Dataset excerpt:
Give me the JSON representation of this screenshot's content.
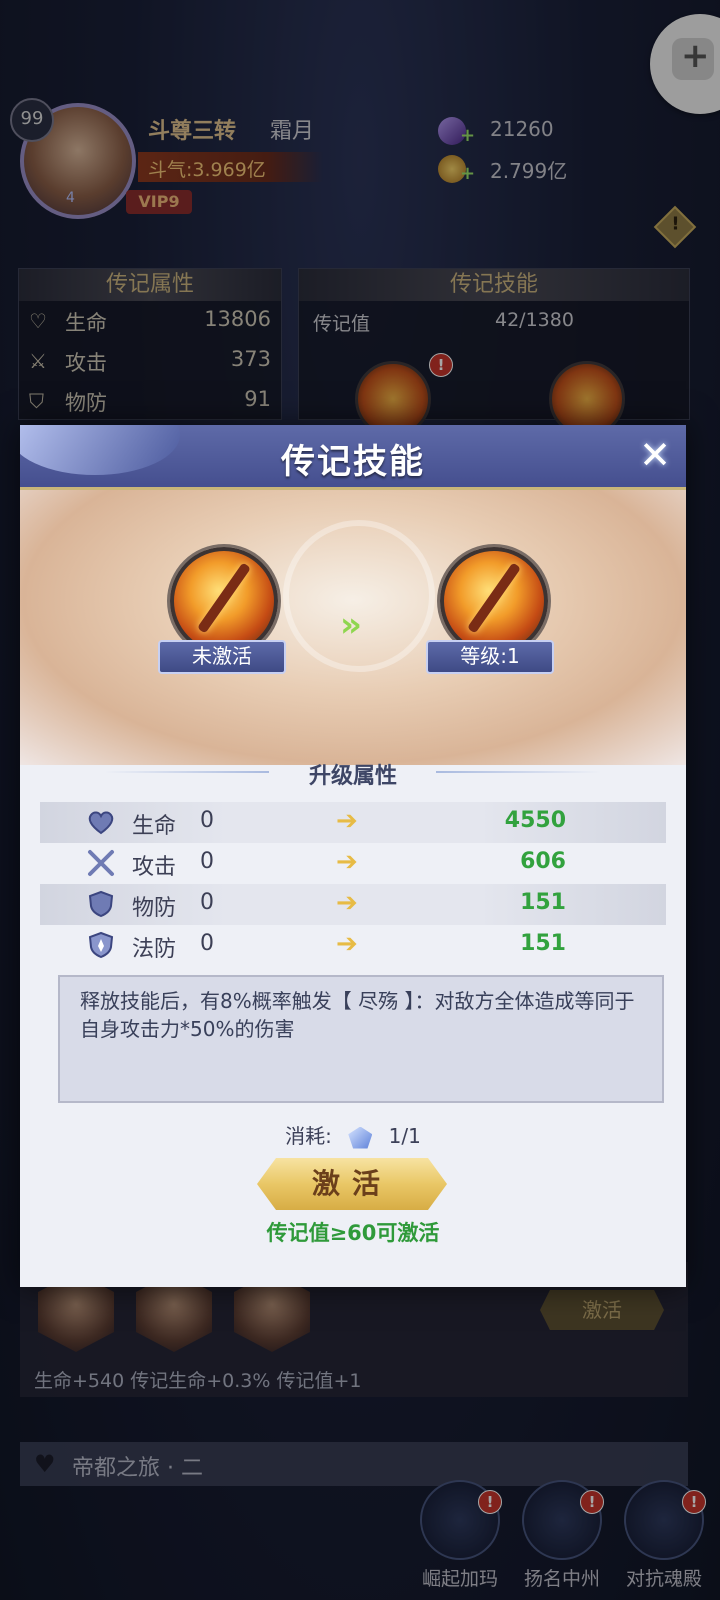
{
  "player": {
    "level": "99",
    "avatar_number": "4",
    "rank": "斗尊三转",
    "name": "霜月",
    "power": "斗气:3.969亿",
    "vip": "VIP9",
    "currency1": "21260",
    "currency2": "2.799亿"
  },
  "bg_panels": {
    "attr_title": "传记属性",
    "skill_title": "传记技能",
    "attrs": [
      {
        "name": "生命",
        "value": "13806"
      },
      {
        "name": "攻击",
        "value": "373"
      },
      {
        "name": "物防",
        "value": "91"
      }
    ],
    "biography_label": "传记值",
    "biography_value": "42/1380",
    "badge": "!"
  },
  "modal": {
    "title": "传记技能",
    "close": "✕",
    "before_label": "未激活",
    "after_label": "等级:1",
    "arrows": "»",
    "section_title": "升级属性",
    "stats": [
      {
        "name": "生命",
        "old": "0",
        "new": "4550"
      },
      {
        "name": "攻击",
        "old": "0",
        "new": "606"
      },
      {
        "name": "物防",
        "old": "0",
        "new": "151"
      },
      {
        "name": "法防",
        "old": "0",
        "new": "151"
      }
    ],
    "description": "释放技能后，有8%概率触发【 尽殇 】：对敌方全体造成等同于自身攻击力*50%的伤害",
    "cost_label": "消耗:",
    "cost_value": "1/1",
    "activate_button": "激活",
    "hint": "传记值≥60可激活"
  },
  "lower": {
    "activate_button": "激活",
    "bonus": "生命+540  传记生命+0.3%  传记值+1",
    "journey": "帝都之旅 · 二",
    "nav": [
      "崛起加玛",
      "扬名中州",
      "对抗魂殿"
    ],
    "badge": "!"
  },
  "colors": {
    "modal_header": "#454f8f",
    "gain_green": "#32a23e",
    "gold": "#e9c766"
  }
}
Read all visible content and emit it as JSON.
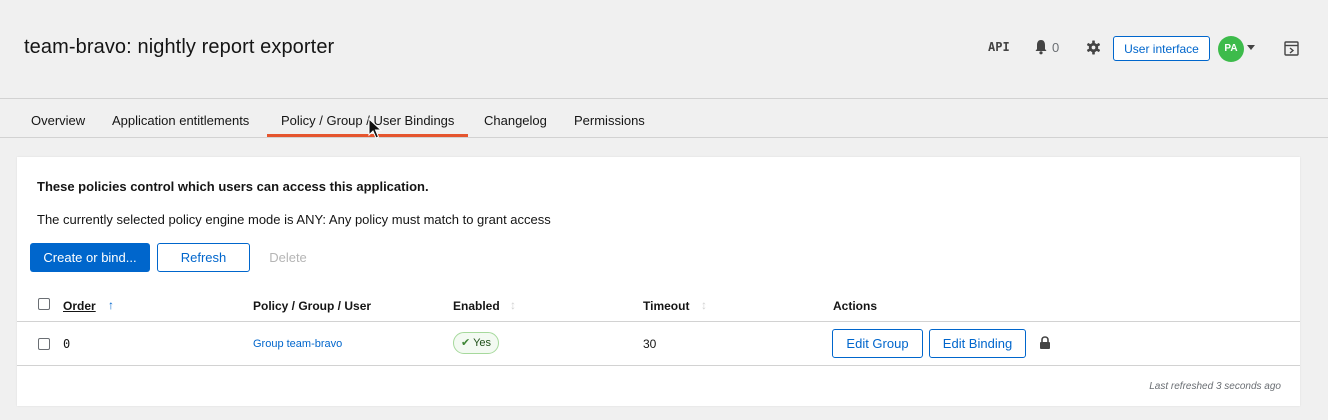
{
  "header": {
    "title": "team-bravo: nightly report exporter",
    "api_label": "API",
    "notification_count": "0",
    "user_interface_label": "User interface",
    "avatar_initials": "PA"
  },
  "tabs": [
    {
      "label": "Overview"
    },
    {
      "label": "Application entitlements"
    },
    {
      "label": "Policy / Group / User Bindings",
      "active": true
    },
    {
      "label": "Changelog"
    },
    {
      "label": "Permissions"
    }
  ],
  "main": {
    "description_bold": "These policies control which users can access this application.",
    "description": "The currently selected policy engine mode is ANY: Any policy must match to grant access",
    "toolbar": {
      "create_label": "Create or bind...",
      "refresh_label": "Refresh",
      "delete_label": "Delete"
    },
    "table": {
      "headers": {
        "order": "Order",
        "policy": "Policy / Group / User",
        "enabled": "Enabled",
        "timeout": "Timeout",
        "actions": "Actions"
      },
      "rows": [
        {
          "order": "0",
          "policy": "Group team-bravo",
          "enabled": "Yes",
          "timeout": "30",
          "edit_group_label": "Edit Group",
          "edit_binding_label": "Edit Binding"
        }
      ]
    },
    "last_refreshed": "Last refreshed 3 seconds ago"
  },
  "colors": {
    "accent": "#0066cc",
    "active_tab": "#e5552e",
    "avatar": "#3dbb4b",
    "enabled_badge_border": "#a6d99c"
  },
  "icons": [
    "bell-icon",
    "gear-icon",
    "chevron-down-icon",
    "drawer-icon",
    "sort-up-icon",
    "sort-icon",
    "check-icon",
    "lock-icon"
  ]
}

--- Short problem ---
Write the entries above out in full, exactly, with no images.

--- Task output ---
Give me the JSON representation of this screenshot's content.
{
  "player": {
    "level": "99",
    "avatar_number": "4",
    "rank": "斗尊三转",
    "name": "霜月",
    "power": "斗气:3.969亿",
    "vip": "VIP9",
    "currency1": "21260",
    "currency2": "2.799亿"
  },
  "bg_panels": {
    "attr_title": "传记属性",
    "skill_title": "传记技能",
    "attrs": [
      {
        "name": "生命",
        "value": "13806"
      },
      {
        "name": "攻击",
        "value": "373"
      },
      {
        "name": "物防",
        "value": "91"
      }
    ],
    "biography_label": "传记值",
    "biography_value": "42/1380",
    "badge": "!"
  },
  "modal": {
    "title": "传记技能",
    "close": "✕",
    "before_label": "未激活",
    "after_label": "等级:1",
    "arrows": "»",
    "section_title": "升级属性",
    "stats": [
      {
        "name": "生命",
        "old": "0",
        "new": "4550"
      },
      {
        "name": "攻击",
        "old": "0",
        "new": "606"
      },
      {
        "name": "物防",
        "old": "0",
        "new": "151"
      },
      {
        "name": "法防",
        "old": "0",
        "new": "151"
      }
    ],
    "description": "释放技能后，有8%概率触发【 尽殇 】：对敌方全体造成等同于自身攻击力*50%的伤害",
    "cost_label": "消耗:",
    "cost_value": "1/1",
    "activate_button": "激活",
    "hint": "传记值≥60可激活"
  },
  "lower": {
    "activate_button": "激活",
    "bonus": "生命+540  传记生命+0.3%  传记值+1",
    "journey": "帝都之旅 · 二",
    "nav": [
      "崛起加玛",
      "扬名中州",
      "对抗魂殿"
    ],
    "badge": "!"
  },
  "colors": {
    "modal_header": "#454f8f",
    "gain_green": "#32a23e",
    "gold": "#e9c766"
  }
}
Read all visible content and emit it as JSON.
{
  "header": {
    "title": "team-bravo: nightly report exporter",
    "api_label": "API",
    "notification_count": "0",
    "user_interface_label": "User interface",
    "avatar_initials": "PA"
  },
  "tabs": [
    {
      "label": "Overview"
    },
    {
      "label": "Application entitlements"
    },
    {
      "label": "Policy / Group / User Bindings",
      "active": true
    },
    {
      "label": "Changelog"
    },
    {
      "label": "Permissions"
    }
  ],
  "main": {
    "description_bold": "These policies control which users can access this application.",
    "description": "The currently selected policy engine mode is ANY: Any policy must match to grant access",
    "toolbar": {
      "create_label": "Create or bind...",
      "refresh_label": "Refresh",
      "delete_label": "Delete"
    },
    "table": {
      "headers": {
        "order": "Order",
        "policy": "Policy / Group / User",
        "enabled": "Enabled",
        "timeout": "Timeout",
        "actions": "Actions"
      },
      "rows": [
        {
          "order": "0",
          "policy": "Group team-bravo",
          "enabled": "Yes",
          "timeout": "30",
          "edit_group_label": "Edit Group",
          "edit_binding_label": "Edit Binding"
        }
      ]
    },
    "last_refreshed": "Last refreshed 3 seconds ago"
  },
  "colors": {
    "accent": "#0066cc",
    "active_tab": "#e5552e",
    "avatar": "#3dbb4b",
    "enabled_badge_border": "#a6d99c"
  },
  "icons": [
    "bell-icon",
    "gear-icon",
    "chevron-down-icon",
    "drawer-icon",
    "sort-up-icon",
    "sort-icon",
    "check-icon",
    "lock-icon"
  ]
}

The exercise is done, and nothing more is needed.